[start THE INPUT]

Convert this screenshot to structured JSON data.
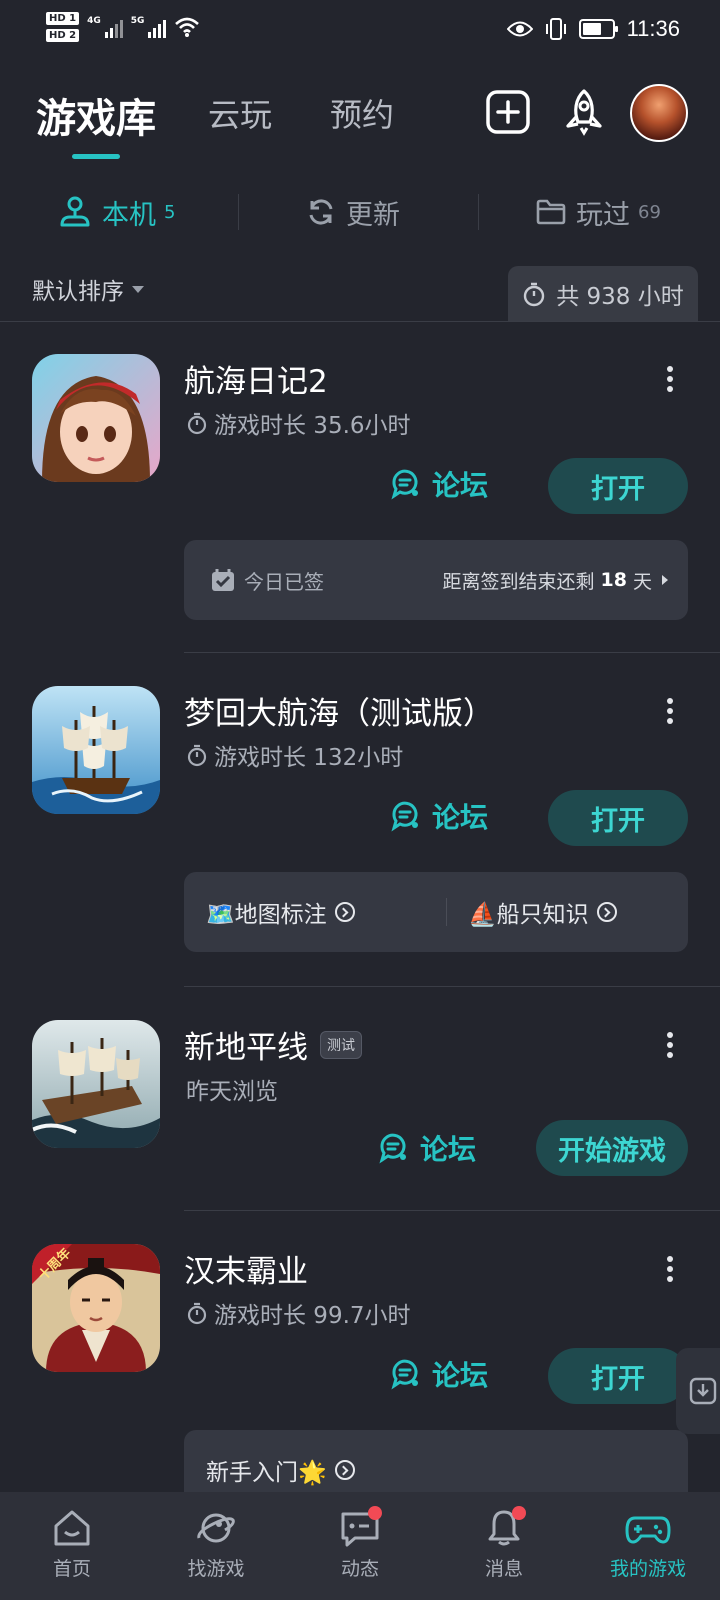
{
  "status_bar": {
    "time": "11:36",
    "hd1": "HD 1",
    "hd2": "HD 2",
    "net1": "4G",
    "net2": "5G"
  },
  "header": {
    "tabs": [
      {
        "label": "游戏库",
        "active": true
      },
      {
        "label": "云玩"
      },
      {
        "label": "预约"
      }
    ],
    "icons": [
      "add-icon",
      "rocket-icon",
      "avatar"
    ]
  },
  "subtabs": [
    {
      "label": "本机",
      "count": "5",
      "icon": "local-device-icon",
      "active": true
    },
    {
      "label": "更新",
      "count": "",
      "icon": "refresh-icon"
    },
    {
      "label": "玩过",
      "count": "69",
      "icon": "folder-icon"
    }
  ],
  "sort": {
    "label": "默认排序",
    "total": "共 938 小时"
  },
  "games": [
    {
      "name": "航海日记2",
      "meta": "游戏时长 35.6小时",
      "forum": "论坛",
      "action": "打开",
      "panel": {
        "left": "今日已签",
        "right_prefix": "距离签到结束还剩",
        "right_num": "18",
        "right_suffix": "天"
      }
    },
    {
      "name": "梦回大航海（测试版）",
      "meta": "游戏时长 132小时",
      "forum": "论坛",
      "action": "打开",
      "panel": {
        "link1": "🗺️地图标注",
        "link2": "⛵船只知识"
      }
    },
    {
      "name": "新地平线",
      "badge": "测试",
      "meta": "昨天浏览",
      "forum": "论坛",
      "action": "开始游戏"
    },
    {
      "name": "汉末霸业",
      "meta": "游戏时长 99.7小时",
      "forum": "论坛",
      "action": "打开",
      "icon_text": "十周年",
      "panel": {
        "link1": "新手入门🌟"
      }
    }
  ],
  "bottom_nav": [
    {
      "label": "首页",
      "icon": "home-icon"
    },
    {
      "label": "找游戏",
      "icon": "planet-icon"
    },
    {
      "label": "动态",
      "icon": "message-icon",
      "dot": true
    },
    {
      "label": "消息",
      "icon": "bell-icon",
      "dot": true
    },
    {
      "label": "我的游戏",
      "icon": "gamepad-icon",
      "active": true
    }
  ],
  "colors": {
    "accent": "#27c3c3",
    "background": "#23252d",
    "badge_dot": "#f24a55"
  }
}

[end THE INPUT]

REQUIREMENT: Scan the lines for the string "游戏时长". Pick out every line that has it.

REPLY:
      "meta": "游戏时长 35.6小时",
      "meta": "游戏时长 132小时",
      "meta": "游戏时长 99.7小时",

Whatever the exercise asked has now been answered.